** Work instructions **
From the records, pick out and copy each line containing "площади".

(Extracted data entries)
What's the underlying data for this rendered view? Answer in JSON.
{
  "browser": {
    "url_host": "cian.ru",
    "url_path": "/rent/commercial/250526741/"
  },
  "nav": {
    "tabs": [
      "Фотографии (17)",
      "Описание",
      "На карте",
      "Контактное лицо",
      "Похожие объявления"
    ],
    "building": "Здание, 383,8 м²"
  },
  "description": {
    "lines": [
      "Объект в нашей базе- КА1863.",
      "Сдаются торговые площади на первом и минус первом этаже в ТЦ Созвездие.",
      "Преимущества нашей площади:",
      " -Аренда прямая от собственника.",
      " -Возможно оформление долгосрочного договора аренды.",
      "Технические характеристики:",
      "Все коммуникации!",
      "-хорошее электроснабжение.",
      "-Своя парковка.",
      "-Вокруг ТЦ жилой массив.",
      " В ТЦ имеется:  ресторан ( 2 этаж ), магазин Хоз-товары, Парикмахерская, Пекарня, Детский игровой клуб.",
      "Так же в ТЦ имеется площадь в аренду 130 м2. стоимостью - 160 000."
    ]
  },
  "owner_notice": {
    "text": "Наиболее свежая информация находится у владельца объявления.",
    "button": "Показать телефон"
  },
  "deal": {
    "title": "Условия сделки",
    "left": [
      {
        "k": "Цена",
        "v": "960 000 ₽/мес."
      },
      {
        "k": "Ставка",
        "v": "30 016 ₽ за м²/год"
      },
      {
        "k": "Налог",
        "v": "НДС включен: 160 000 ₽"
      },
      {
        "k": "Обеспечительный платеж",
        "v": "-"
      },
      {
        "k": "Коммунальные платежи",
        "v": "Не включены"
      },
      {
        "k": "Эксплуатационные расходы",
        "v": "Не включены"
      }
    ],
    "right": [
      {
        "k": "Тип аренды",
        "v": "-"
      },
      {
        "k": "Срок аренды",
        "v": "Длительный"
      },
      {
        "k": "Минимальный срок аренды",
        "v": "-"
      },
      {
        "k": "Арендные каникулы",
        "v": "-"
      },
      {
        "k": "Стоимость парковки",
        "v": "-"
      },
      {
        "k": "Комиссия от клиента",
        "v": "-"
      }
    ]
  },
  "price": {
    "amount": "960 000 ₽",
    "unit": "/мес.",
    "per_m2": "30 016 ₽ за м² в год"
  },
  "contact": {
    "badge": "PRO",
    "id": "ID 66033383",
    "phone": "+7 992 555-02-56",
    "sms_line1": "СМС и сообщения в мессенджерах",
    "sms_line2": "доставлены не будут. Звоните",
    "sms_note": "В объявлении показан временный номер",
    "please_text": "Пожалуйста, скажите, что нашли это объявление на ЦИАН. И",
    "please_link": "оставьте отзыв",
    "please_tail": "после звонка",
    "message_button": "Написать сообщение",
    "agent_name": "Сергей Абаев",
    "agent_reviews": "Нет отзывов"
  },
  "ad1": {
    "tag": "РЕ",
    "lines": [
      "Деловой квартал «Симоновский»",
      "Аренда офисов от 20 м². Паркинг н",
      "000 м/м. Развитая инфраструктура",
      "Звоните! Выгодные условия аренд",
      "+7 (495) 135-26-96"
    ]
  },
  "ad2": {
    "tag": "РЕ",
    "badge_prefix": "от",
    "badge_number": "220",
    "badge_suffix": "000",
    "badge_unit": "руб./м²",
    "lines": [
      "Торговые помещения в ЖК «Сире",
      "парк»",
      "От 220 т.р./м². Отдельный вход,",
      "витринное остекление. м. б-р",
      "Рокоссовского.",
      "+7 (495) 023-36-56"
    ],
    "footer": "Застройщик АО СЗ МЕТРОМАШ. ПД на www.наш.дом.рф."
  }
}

** Response to the task **
      "Сдаются торговые площади на первом и минус первом этаже в ТЦ Созвездие.",
      "Преимущества нашей площади:",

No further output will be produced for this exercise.